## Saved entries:
━━━━━━━━━━━━━━━━━━━━━━━━━━━━━━
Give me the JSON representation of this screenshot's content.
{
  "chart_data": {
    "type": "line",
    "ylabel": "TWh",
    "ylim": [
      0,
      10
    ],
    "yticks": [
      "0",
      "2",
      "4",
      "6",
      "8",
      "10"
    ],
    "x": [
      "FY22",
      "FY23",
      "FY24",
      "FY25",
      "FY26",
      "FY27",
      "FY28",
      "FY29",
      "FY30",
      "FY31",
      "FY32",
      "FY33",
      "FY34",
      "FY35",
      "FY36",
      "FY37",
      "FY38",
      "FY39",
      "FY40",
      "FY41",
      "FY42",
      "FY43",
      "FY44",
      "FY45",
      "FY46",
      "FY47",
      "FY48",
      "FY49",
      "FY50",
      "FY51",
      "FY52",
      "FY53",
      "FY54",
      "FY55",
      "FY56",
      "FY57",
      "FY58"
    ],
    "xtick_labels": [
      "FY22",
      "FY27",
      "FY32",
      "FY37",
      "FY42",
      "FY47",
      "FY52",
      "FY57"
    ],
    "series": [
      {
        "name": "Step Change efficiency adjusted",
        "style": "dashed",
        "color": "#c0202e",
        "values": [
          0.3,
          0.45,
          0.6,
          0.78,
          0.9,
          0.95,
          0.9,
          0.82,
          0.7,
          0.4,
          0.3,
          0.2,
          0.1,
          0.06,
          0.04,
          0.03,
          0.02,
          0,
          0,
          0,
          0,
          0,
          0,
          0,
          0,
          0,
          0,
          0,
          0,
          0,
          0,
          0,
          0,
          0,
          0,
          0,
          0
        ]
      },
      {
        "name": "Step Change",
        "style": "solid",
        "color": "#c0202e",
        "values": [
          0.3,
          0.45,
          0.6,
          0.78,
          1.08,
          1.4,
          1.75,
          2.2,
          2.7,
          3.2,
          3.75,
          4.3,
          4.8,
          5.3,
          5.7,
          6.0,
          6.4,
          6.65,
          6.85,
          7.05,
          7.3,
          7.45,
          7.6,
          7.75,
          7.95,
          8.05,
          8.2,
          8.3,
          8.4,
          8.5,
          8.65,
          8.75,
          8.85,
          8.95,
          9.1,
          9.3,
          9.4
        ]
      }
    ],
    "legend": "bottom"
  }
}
━━━━━━━━━━━━━━━━━━━━━━━━━━━━━━
## Requirement:
From the entries above, pull out each line that includes "name".

## Solved problem:
        "name": "Step Change efficiency adjusted",
        "name": "Step Change",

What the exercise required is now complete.